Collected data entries
## BEGIN
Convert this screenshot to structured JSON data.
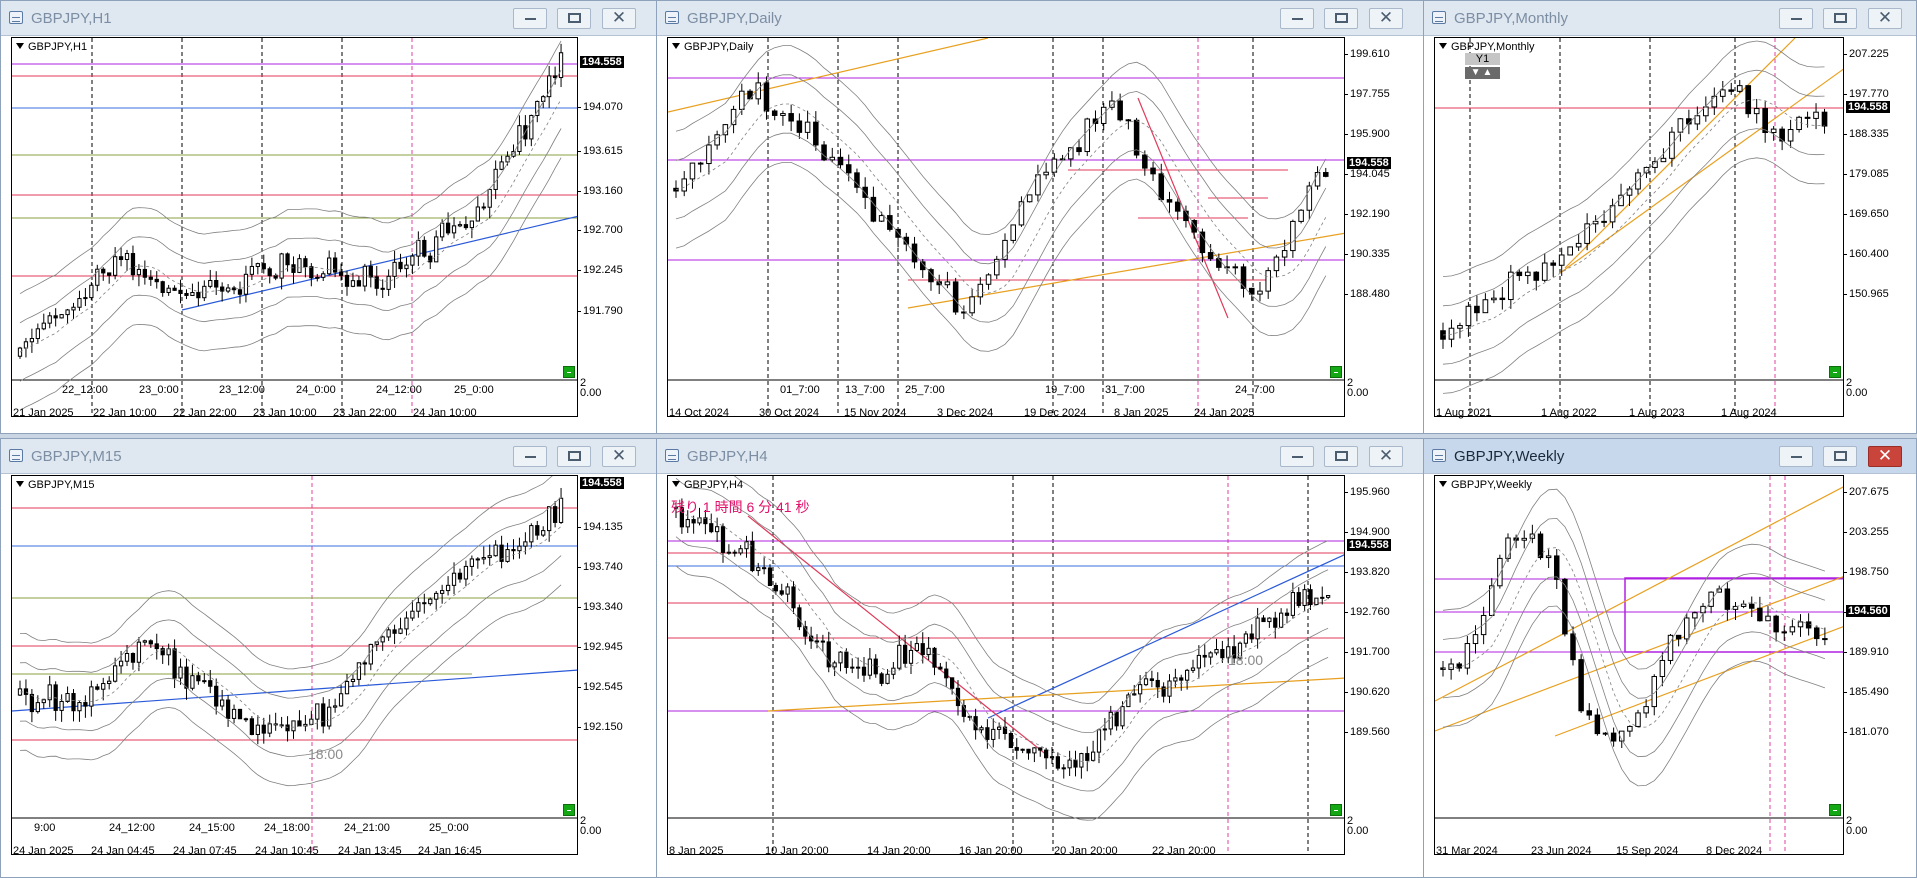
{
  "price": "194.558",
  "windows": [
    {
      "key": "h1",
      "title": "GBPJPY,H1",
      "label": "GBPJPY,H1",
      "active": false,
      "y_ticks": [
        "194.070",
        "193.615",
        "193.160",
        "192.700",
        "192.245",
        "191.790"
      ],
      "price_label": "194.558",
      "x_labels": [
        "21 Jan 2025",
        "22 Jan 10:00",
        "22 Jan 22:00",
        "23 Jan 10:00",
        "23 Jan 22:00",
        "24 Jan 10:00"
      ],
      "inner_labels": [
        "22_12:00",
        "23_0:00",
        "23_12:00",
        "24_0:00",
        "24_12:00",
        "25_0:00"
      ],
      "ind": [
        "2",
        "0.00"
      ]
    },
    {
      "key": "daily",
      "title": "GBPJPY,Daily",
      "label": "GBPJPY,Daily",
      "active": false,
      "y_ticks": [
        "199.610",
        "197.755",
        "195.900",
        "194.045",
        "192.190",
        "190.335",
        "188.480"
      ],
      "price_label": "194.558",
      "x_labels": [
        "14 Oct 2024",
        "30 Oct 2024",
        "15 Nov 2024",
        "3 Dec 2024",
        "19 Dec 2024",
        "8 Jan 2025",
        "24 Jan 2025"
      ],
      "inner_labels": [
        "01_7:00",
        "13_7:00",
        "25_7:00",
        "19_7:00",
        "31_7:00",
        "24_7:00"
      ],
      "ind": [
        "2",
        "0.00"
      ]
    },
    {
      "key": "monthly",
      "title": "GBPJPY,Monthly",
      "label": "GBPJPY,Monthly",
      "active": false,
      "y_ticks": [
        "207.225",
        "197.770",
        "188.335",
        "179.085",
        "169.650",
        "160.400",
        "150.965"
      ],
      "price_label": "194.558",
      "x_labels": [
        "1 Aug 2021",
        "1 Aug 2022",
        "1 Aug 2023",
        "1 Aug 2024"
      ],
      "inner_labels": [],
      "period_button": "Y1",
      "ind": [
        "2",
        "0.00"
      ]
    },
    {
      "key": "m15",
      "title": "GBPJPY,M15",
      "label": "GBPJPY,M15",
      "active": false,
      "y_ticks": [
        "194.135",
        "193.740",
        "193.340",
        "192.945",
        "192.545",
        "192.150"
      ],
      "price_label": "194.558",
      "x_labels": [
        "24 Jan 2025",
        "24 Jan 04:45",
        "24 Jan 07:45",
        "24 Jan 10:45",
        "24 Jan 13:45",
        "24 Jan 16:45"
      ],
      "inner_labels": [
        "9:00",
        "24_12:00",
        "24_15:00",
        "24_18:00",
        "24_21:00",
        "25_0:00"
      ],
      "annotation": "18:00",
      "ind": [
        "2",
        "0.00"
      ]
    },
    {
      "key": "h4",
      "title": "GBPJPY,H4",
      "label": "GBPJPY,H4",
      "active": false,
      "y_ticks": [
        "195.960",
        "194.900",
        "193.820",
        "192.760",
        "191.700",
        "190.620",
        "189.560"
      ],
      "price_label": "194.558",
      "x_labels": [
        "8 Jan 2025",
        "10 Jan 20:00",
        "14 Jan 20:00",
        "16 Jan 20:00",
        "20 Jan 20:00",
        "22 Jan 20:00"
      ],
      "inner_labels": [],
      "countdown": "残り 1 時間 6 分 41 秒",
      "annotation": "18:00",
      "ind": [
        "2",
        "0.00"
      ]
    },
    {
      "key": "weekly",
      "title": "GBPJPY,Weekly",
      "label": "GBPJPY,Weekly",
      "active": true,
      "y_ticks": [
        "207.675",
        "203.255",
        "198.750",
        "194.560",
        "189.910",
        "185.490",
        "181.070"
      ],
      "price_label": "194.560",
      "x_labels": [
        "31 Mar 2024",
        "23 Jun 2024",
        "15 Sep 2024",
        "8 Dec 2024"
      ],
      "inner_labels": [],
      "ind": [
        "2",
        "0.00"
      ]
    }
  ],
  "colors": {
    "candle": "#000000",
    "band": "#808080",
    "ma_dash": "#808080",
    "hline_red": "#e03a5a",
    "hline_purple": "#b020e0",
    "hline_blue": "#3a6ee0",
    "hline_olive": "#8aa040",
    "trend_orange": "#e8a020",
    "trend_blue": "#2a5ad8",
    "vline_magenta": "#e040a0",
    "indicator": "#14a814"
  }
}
## END
AIM |
Exclude the pictures and repeat every other part of the records word for word.

COMPLETE OUTPUT |
Convert this screenshot to structured JSON data.
{
  "price": "194.558",
  "windows": [
    {
      "key": "h1",
      "title": "GBPJPY,H1",
      "label": "GBPJPY,H1",
      "active": false,
      "y_ticks": [
        "194.070",
        "193.615",
        "193.160",
        "192.700",
        "192.245",
        "191.790"
      ],
      "price_label": "194.558",
      "x_labels": [
        "21 Jan 2025",
        "22 Jan 10:00",
        "22 Jan 22:00",
        "23 Jan 10:00",
        "23 Jan 22:00",
        "24 Jan 10:00"
      ],
      "inner_labels": [
        "22_12:00",
        "23_0:00",
        "23_12:00",
        "24_0:00",
        "24_12:00",
        "25_0:00"
      ],
      "ind": [
        "2",
        "0.00"
      ]
    },
    {
      "key": "daily",
      "title": "GBPJPY,Daily",
      "label": "GBPJPY,Daily",
      "active": false,
      "y_ticks": [
        "199.610",
        "197.755",
        "195.900",
        "194.045",
        "192.190",
        "190.335",
        "188.480"
      ],
      "price_label": "194.558",
      "x_labels": [
        "14 Oct 2024",
        "30 Oct 2024",
        "15 Nov 2024",
        "3 Dec 2024",
        "19 Dec 2024",
        "8 Jan 2025",
        "24 Jan 2025"
      ],
      "inner_labels": [
        "01_7:00",
        "13_7:00",
        "25_7:00",
        "19_7:00",
        "31_7:00",
        "24_7:00"
      ],
      "ind": [
        "2",
        "0.00"
      ]
    },
    {
      "key": "monthly",
      "title": "GBPJPY,Monthly",
      "label": "GBPJPY,Monthly",
      "active": false,
      "y_ticks": [
        "207.225",
        "197.770",
        "188.335",
        "179.085",
        "169.650",
        "160.400",
        "150.965"
      ],
      "price_label": "194.558",
      "x_labels": [
        "1 Aug 2021",
        "1 Aug 2022",
        "1 Aug 2023",
        "1 Aug 2024"
      ],
      "inner_labels": [],
      "period_button": "Y1",
      "ind": [
        "2",
        "0.00"
      ]
    },
    {
      "key": "m15",
      "title": "GBPJPY,M15",
      "label": "GBPJPY,M15",
      "active": false,
      "y_ticks": [
        "194.135",
        "193.740",
        "193.340",
        "192.945",
        "192.545",
        "192.150"
      ],
      "price_label": "194.558",
      "x_labels": [
        "24 Jan 2025",
        "24 Jan 04:45",
        "24 Jan 07:45",
        "24 Jan 10:45",
        "24 Jan 13:45",
        "24 Jan 16:45"
      ],
      "inner_labels": [
        "9:00",
        "24_12:00",
        "24_15:00",
        "24_18:00",
        "24_21:00",
        "25_0:00"
      ],
      "annotation": "18:00",
      "ind": [
        "2",
        "0.00"
      ]
    },
    {
      "key": "h4",
      "title": "GBPJPY,H4",
      "label": "GBPJPY,H4",
      "active": false,
      "y_ticks": [
        "195.960",
        "194.900",
        "193.820",
        "192.760",
        "191.700",
        "190.620",
        "189.560"
      ],
      "price_label": "194.558",
      "x_labels": [
        "8 Jan 2025",
        "10 Jan 20:00",
        "14 Jan 20:00",
        "16 Jan 20:00",
        "20 Jan 20:00",
        "22 Jan 20:00"
      ],
      "inner_labels": [],
      "countdown": "残り 1 時間 6 分 41 秒",
      "annotation": "18:00",
      "ind": [
        "2",
        "0.00"
      ]
    },
    {
      "key": "weekly",
      "title": "GBPJPY,Weekly",
      "label": "GBPJPY,Weekly",
      "active": true,
      "y_ticks": [
        "207.675",
        "203.255",
        "198.750",
        "194.560",
        "189.910",
        "185.490",
        "181.070"
      ],
      "price_label": "194.560",
      "x_labels": [
        "31 Mar 2024",
        "23 Jun 2024",
        "15 Sep 2024",
        "8 Dec 2024"
      ],
      "inner_labels": [],
      "ind": [
        "2",
        "0.00"
      ]
    }
  ],
  "colors": {
    "candle": "#000000",
    "band": "#808080",
    "ma_dash": "#808080",
    "hline_red": "#e03a5a",
    "hline_purple": "#b020e0",
    "hline_blue": "#3a6ee0",
    "hline_olive": "#8aa040",
    "trend_orange": "#e8a020",
    "trend_blue": "#2a5ad8",
    "vline_magenta": "#e040a0",
    "indicator": "#14a814"
  }
}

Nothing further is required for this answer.